TASK DETAILS → Reproduce each of the rows below character for character, keeping their original order.
#### DATA LINES
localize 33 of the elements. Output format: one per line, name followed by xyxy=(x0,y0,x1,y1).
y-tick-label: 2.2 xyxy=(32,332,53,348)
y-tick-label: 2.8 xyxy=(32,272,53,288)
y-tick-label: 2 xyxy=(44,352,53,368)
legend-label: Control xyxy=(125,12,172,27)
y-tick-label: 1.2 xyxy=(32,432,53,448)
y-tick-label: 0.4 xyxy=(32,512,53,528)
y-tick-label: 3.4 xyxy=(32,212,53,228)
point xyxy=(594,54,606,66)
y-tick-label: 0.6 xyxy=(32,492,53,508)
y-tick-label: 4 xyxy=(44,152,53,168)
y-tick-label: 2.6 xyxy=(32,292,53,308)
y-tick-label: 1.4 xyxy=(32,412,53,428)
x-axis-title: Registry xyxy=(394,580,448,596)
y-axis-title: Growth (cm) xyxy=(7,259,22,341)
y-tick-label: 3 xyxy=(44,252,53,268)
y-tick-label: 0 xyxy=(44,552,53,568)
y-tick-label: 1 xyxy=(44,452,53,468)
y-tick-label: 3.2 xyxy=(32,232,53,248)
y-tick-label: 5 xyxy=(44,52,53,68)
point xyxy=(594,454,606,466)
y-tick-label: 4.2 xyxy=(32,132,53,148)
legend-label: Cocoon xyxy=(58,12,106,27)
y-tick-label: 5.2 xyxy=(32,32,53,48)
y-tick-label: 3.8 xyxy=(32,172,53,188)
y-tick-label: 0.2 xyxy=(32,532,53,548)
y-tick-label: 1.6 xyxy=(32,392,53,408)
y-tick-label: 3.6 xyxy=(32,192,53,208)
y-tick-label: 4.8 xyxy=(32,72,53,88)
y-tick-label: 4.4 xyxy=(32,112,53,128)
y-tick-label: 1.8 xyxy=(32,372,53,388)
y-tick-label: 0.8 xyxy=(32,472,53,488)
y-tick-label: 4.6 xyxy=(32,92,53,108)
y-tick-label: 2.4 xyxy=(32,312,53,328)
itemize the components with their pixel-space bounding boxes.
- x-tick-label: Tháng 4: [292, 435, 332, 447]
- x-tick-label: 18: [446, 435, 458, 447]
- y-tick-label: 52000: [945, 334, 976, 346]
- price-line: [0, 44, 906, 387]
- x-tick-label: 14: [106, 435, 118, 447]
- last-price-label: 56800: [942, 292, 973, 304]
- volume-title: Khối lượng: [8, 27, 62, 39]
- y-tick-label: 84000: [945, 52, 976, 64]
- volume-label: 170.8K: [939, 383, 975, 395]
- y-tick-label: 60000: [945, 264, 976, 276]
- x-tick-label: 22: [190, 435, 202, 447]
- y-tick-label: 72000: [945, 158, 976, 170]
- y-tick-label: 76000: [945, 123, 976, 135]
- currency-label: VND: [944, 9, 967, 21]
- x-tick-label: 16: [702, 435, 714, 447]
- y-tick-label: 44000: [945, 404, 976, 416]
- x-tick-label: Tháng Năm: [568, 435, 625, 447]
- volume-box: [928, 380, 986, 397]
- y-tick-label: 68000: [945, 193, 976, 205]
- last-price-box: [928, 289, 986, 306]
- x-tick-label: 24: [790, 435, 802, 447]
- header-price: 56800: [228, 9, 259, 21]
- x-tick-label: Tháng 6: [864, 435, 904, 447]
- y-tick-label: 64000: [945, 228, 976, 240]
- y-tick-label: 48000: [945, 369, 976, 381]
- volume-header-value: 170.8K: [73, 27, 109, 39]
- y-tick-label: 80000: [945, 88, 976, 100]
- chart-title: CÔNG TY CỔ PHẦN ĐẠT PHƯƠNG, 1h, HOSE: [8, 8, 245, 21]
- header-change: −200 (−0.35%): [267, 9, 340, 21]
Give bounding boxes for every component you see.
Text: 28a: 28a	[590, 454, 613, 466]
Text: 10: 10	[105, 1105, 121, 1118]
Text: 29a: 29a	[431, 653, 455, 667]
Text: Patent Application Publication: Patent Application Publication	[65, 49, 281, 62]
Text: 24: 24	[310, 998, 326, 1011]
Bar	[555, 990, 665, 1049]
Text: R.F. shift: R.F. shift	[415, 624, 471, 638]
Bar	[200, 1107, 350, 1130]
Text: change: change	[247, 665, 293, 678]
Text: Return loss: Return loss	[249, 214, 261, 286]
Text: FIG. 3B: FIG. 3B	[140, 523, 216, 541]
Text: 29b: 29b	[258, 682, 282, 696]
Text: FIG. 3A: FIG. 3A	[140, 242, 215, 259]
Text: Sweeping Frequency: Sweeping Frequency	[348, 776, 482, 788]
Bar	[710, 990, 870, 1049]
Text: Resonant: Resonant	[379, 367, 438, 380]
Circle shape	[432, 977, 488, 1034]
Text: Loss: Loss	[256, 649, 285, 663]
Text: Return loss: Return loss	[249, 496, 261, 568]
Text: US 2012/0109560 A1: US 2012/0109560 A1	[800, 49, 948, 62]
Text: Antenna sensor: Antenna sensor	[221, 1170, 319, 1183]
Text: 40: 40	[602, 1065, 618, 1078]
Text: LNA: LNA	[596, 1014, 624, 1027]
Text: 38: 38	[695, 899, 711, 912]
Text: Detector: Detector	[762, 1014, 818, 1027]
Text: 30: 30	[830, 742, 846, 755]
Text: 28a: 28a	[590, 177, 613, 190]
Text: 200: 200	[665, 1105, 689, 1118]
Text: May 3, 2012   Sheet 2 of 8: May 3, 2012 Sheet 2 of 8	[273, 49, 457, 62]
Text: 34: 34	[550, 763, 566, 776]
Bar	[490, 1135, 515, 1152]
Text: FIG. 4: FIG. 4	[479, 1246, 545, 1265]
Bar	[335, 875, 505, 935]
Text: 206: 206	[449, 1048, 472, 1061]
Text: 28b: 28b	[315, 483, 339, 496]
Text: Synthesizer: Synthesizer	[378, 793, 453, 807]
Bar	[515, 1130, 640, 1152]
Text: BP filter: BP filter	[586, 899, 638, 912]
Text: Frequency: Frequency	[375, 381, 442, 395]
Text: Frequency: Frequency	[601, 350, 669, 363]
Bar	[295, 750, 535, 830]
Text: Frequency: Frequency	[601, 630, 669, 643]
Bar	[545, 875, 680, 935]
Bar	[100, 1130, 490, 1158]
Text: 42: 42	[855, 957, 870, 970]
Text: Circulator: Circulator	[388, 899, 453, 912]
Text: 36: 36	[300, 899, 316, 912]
########
WORKED SOLUTION →
localize 33 of the elements. Output format: one per line, name followed by xyxy=(x0,y0,x1,y1).
y-tick-label: 2.2 xyxy=(32,332,53,348)
y-tick-label: 2.8 xyxy=(32,272,53,288)
y-tick-label: 2 xyxy=(44,352,53,368)
legend-label: Control xyxy=(125,12,172,27)
y-tick-label: 1.2 xyxy=(32,432,53,448)
y-tick-label: 0.4 xyxy=(32,512,53,528)
y-tick-label: 3.4 xyxy=(32,212,53,228)
point xyxy=(594,54,606,66)
y-tick-label: 0.6 xyxy=(32,492,53,508)
y-tick-label: 4 xyxy=(44,152,53,168)
y-tick-label: 2.6 xyxy=(32,292,53,308)
y-tick-label: 1.4 xyxy=(32,412,53,428)
x-axis-title: Registry xyxy=(394,580,448,596)
y-axis-title: Growth (cm) xyxy=(7,259,22,341)
y-tick-label: 3 xyxy=(44,252,53,268)
y-tick-label: 0 xyxy=(44,552,53,568)
y-tick-label: 1 xyxy=(44,452,53,468)
y-tick-label: 3.2 xyxy=(32,232,53,248)
y-tick-label: 5 xyxy=(44,52,53,68)
point xyxy=(594,454,606,466)
y-tick-label: 4.2 xyxy=(32,132,53,148)
legend-label: Cocoon xyxy=(58,12,106,27)
y-tick-label: 5.2 xyxy=(32,32,53,48)
y-tick-label: 3.8 xyxy=(32,172,53,188)
y-tick-label: 0.2 xyxy=(32,532,53,548)
y-tick-label: 1.6 xyxy=(32,392,53,408)
y-tick-label: 3.6 xyxy=(32,192,53,208)
y-tick-label: 4.8 xyxy=(32,72,53,88)
y-tick-label: 4.4 xyxy=(32,112,53,128)
y-tick-label: 1.8 xyxy=(32,372,53,388)
y-tick-label: 0.8 xyxy=(32,472,53,488)
y-tick-label: 4.6 xyxy=(32,92,53,108)
y-tick-label: 2.4 xyxy=(32,312,53,328)
itemize the components with their pixel-space bounding boxes.
- x-tick-label: Tháng 4: [292, 435, 332, 447]
- x-tick-label: 18: [446, 435, 458, 447]
- y-tick-label: 52000: [945, 334, 976, 346]
- price-line: [0, 44, 906, 387]
- x-tick-label: 14: [106, 435, 118, 447]
- last-price-label: 56800: [942, 292, 973, 304]
- volume-title: Khối lượng: [8, 27, 62, 39]
- y-tick-label: 84000: [945, 52, 976, 64]
- volume-label: 170.8K: [939, 383, 975, 395]
- y-tick-label: 60000: [945, 264, 976, 276]
- x-tick-label: 22: [190, 435, 202, 447]
- y-tick-label: 72000: [945, 158, 976, 170]
- y-tick-label: 76000: [945, 123, 976, 135]
- currency-label: VND: [944, 9, 967, 21]
- x-tick-label: 16: [702, 435, 714, 447]
- y-tick-label: 44000: [945, 404, 976, 416]
- x-tick-label: Tháng Năm: [568, 435, 625, 447]
- volume-box: [928, 380, 986, 397]
- y-tick-label: 68000: [945, 193, 976, 205]
- last-price-box: [928, 289, 986, 306]
- x-tick-label: 24: [790, 435, 802, 447]
- header-price: 56800: [228, 9, 259, 21]
- x-tick-label: Tháng 6: [864, 435, 904, 447]
- y-tick-label: 64000: [945, 228, 976, 240]
- y-tick-label: 48000: [945, 369, 976, 381]
- volume-header-value: 170.8K: [73, 27, 109, 39]
- y-tick-label: 80000: [945, 88, 976, 100]
- chart-title: CÔNG TY CỔ PHẦN ĐẠT PHƯƠNG, 1h, HOSE: [8, 8, 245, 21]
- header-change: −200 (−0.35%): [267, 9, 340, 21]
Give bounding boxes for every component you see.
Text: 28a: 28a	[590, 454, 613, 466]
Text: 10: 10	[105, 1105, 121, 1118]
Text: 29a: 29a	[431, 653, 455, 667]
Text: Patent Application Publication: Patent Application Publication	[65, 49, 281, 62]
Text: 24: 24	[310, 998, 326, 1011]
Bar	[555, 990, 665, 1049]
Text: R.F. shift: R.F. shift	[415, 624, 471, 638]
Bar	[200, 1107, 350, 1130]
Text: change: change	[247, 665, 293, 678]
Text: Return loss: Return loss	[249, 214, 261, 286]
Text: FIG. 3B: FIG. 3B	[140, 523, 216, 541]
Text: 29b: 29b	[258, 682, 282, 696]
Text: FIG. 3A: FIG. 3A	[140, 242, 215, 259]
Text: Sweeping Frequency: Sweeping Frequency	[348, 776, 482, 788]
Bar	[710, 990, 870, 1049]
Text: Resonant: Resonant	[379, 367, 438, 380]
Circle shape	[432, 977, 488, 1034]
Text: Loss: Loss	[256, 649, 285, 663]
Text: Return loss: Return loss	[249, 496, 261, 568]
Text: US 2012/0109560 A1: US 2012/0109560 A1	[800, 49, 948, 62]
Text: Antenna sensor: Antenna sensor	[221, 1170, 319, 1183]
Text: 40: 40	[602, 1065, 618, 1078]
Text: LNA: LNA	[596, 1014, 624, 1027]
Text: 38: 38	[695, 899, 711, 912]
Text: Detector: Detector	[762, 1014, 818, 1027]
Text: 30: 30	[830, 742, 846, 755]
Text: 28a: 28a	[590, 177, 613, 190]
Text: 200: 200	[665, 1105, 689, 1118]
Text: May 3, 2012   Sheet 2 of 8: May 3, 2012 Sheet 2 of 8	[273, 49, 457, 62]
Text: 34: 34	[550, 763, 566, 776]
Bar	[490, 1135, 515, 1152]
Text: FIG. 4: FIG. 4	[479, 1246, 545, 1265]
Bar	[335, 875, 505, 935]
Text: 206: 206	[449, 1048, 472, 1061]
Text: 28b: 28b	[315, 483, 339, 496]
Text: Synthesizer: Synthesizer	[378, 793, 453, 807]
Bar	[515, 1130, 640, 1152]
Text: BP filter: BP filter	[586, 899, 638, 912]
Text: Frequency: Frequency	[375, 381, 442, 395]
Text: Frequency: Frequency	[601, 350, 669, 363]
Bar	[295, 750, 535, 830]
Text: Frequency: Frequency	[601, 630, 669, 643]
Bar	[545, 875, 680, 935]
Bar	[100, 1130, 490, 1158]
Text: 42: 42	[855, 957, 870, 970]
Text: Circulator: Circulator	[388, 899, 453, 912]
Text: 36: 36	[300, 899, 316, 912]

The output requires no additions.